## START Working data
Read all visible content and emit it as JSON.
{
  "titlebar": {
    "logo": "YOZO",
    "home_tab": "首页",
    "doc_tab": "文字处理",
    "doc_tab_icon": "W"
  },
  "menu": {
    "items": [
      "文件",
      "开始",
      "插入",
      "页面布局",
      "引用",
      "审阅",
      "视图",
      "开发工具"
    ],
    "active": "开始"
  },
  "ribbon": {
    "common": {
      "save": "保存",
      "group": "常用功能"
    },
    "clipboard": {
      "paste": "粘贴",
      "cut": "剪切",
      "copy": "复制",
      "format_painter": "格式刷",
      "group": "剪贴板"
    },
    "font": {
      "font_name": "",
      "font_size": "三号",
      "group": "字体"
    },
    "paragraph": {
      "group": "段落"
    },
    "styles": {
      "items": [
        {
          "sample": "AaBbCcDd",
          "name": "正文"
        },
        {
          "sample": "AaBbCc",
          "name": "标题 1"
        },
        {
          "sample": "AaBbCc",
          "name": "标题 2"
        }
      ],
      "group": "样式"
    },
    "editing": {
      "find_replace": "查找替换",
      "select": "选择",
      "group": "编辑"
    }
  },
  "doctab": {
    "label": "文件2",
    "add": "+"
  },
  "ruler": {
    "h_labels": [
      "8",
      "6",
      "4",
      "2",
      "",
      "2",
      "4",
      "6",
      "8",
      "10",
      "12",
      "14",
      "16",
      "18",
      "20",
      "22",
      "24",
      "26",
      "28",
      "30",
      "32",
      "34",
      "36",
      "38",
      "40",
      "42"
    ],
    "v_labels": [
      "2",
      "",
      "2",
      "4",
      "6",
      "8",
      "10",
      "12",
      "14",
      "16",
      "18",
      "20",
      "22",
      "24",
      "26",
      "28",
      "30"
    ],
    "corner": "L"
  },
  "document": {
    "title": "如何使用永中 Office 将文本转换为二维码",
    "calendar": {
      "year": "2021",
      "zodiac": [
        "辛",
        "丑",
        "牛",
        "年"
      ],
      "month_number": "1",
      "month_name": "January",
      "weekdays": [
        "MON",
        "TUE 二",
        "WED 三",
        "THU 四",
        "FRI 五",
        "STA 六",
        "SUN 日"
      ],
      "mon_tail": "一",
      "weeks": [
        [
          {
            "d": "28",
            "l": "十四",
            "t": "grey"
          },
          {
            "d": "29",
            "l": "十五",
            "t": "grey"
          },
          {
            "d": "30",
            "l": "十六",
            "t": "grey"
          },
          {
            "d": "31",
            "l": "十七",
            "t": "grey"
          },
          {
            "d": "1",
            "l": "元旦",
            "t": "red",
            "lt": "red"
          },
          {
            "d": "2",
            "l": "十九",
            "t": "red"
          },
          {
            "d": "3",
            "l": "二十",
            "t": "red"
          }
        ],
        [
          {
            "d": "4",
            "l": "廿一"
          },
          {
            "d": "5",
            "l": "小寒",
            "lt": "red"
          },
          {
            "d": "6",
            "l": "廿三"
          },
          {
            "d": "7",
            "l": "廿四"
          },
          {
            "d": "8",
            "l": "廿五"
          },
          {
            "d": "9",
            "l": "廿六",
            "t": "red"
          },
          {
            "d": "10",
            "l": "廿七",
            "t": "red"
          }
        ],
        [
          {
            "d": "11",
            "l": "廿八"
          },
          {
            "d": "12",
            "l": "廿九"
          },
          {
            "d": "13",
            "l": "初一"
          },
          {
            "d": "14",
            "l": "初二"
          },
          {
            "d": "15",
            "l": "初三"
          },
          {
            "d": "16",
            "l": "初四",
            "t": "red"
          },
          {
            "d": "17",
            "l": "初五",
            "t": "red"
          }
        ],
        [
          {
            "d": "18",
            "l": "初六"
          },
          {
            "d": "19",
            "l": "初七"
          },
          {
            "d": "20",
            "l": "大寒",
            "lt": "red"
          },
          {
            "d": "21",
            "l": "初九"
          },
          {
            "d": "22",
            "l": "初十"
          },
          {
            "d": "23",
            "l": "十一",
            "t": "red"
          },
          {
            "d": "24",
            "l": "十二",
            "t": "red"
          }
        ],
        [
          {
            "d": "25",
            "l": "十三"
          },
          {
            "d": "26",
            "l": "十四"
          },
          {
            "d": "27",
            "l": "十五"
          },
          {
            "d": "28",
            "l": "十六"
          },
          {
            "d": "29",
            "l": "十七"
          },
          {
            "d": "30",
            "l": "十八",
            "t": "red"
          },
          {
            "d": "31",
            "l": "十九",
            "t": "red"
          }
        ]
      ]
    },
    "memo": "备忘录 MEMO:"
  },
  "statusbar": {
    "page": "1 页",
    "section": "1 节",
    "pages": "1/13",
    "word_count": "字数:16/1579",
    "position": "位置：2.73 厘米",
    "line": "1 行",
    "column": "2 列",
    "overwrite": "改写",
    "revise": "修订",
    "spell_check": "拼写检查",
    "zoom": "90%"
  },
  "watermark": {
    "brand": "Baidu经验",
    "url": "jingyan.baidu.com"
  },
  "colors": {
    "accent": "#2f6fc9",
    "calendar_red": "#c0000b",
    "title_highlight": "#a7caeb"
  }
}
## END Working data
Problem to work on:
All entries shown above should be printed again exactly.

Completed exercise:
Read all visible content and emit it as JSON.
{
  "titlebar": {
    "logo": "YOZO",
    "home_tab": "首页",
    "doc_tab": "文字处理",
    "doc_tab_icon": "W"
  },
  "menu": {
    "items": [
      "文件",
      "开始",
      "插入",
      "页面布局",
      "引用",
      "审阅",
      "视图",
      "开发工具"
    ],
    "active": "开始"
  },
  "ribbon": {
    "common": {
      "save": "保存",
      "group": "常用功能"
    },
    "clipboard": {
      "paste": "粘贴",
      "cut": "剪切",
      "copy": "复制",
      "format_painter": "格式刷",
      "group": "剪贴板"
    },
    "font": {
      "font_name": "",
      "font_size": "三号",
      "group": "字体"
    },
    "paragraph": {
      "group": "段落"
    },
    "styles": {
      "items": [
        {
          "sample": "AaBbCcDd",
          "name": "正文"
        },
        {
          "sample": "AaBbCc",
          "name": "标题 1"
        },
        {
          "sample": "AaBbCc",
          "name": "标题 2"
        }
      ],
      "group": "样式"
    },
    "editing": {
      "find_replace": "查找替换",
      "select": "选择",
      "group": "编辑"
    }
  },
  "doctab": {
    "label": "文件2",
    "add": "+"
  },
  "ruler": {
    "h_labels": [
      "8",
      "6",
      "4",
      "2",
      "",
      "2",
      "4",
      "6",
      "8",
      "10",
      "12",
      "14",
      "16",
      "18",
      "20",
      "22",
      "24",
      "26",
      "28",
      "30",
      "32",
      "34",
      "36",
      "38",
      "40",
      "42"
    ],
    "v_labels": [
      "2",
      "",
      "2",
      "4",
      "6",
      "8",
      "10",
      "12",
      "14",
      "16",
      "18",
      "20",
      "22",
      "24",
      "26",
      "28",
      "30"
    ],
    "corner": "L"
  },
  "document": {
    "title": "如何使用永中 Office 将文本转换为二维码",
    "calendar": {
      "year": "2021",
      "zodiac": [
        "辛",
        "丑",
        "牛",
        "年"
      ],
      "month_number": "1",
      "month_name": "January",
      "weekdays": [
        "MON",
        "TUE 二",
        "WED 三",
        "THU 四",
        "FRI 五",
        "STA 六",
        "SUN 日"
      ],
      "mon_tail": "一",
      "weeks": [
        [
          {
            "d": "28",
            "l": "十四",
            "t": "grey"
          },
          {
            "d": "29",
            "l": "十五",
            "t": "grey"
          },
          {
            "d": "30",
            "l": "十六",
            "t": "grey"
          },
          {
            "d": "31",
            "l": "十七",
            "t": "grey"
          },
          {
            "d": "1",
            "l": "元旦",
            "t": "red",
            "lt": "red"
          },
          {
            "d": "2",
            "l": "十九",
            "t": "red"
          },
          {
            "d": "3",
            "l": "二十",
            "t": "red"
          }
        ],
        [
          {
            "d": "4",
            "l": "廿一"
          },
          {
            "d": "5",
            "l": "小寒",
            "lt": "red"
          },
          {
            "d": "6",
            "l": "廿三"
          },
          {
            "d": "7",
            "l": "廿四"
          },
          {
            "d": "8",
            "l": "廿五"
          },
          {
            "d": "9",
            "l": "廿六",
            "t": "red"
          },
          {
            "d": "10",
            "l": "廿七",
            "t": "red"
          }
        ],
        [
          {
            "d": "11",
            "l": "廿八"
          },
          {
            "d": "12",
            "l": "廿九"
          },
          {
            "d": "13",
            "l": "初一"
          },
          {
            "d": "14",
            "l": "初二"
          },
          {
            "d": "15",
            "l": "初三"
          },
          {
            "d": "16",
            "l": "初四",
            "t": "red"
          },
          {
            "d": "17",
            "l": "初五",
            "t": "red"
          }
        ],
        [
          {
            "d": "18",
            "l": "初六"
          },
          {
            "d": "19",
            "l": "初七"
          },
          {
            "d": "20",
            "l": "大寒",
            "lt": "red"
          },
          {
            "d": "21",
            "l": "初九"
          },
          {
            "d": "22",
            "l": "初十"
          },
          {
            "d": "23",
            "l": "十一",
            "t": "red"
          },
          {
            "d": "24",
            "l": "十二",
            "t": "red"
          }
        ],
        [
          {
            "d": "25",
            "l": "十三"
          },
          {
            "d": "26",
            "l": "十四"
          },
          {
            "d": "27",
            "l": "十五"
          },
          {
            "d": "28",
            "l": "十六"
          },
          {
            "d": "29",
            "l": "十七"
          },
          {
            "d": "30",
            "l": "十八",
            "t": "red"
          },
          {
            "d": "31",
            "l": "十九",
            "t": "red"
          }
        ]
      ]
    },
    "memo": "备忘录 MEMO:"
  },
  "statusbar": {
    "page": "1 页",
    "section": "1 节",
    "pages": "1/13",
    "word_count": "字数:16/1579",
    "position": "位置：2.73 厘米",
    "line": "1 行",
    "column": "2 列",
    "overwrite": "改写",
    "revise": "修订",
    "spell_check": "拼写检查",
    "zoom": "90%"
  },
  "watermark": {
    "brand": "Baidu经验",
    "url": "jingyan.baidu.com"
  },
  "colors": {
    "accent": "#2f6fc9",
    "calendar_red": "#c0000b",
    "title_highlight": "#a7caeb"
  }
}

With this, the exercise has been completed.